## STATED PROBLEM
Every line below must be reproduced exactly. Copy them all.

## DATA LINES

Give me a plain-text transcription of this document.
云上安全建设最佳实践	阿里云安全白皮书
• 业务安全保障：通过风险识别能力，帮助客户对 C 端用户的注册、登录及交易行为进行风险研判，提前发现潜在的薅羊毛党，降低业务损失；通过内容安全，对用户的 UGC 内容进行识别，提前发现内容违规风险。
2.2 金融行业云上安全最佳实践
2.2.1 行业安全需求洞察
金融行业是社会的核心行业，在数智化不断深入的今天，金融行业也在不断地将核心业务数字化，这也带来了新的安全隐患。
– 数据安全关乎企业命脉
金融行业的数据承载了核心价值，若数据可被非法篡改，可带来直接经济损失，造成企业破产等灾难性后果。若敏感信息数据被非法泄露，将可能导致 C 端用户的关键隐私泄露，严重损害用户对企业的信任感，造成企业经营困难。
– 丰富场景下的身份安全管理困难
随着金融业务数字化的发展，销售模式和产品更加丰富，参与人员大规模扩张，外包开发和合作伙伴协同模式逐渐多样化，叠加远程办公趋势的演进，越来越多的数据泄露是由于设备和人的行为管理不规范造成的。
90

## RIGHT ANSWER
Give me a plain-text transcription of this document.
云上安全建设最佳实践	阿里云安全白皮书
• 业务安全保障：通过风险识别能力，帮助客户对 C 端用户的注册、登录及交易行为进行风险研判，提前发现潜在的薅羊毛党，降低业务损失；通过内容安全，对用户的 UGC 内容进行识别，提前发现内容违规风险。
2.2 金融行业云上安全最佳实践
2.2.1 行业安全需求洞察
金融行业是社会的核心行业，在数智化不断深入的今天，金融行业也在不断地将核心业务数字化，这也带来了新的安全隐患。
– 数据安全关乎企业命脉
金融行业的数据承载了核心价值，若数据可被非法篡改，可带来直接经济损失，造成企业破产等灾难性后果。若敏感信息数据被非法泄露，将可能导致 C 端用户的关键隐私泄露，严重损害用户对企业的信任感，造成企业经营困难。
– 丰富场景下的身份安全管理困难
随着金融业务数字化的发展，销售模式和产品更加丰富，参与人员大规模扩张，外包开发和合作伙伴协同模式逐渐多样化，叠加远程办公趋势的演进，越来越多的数据泄露是由于设备和人的行为管理不规范造成的。
90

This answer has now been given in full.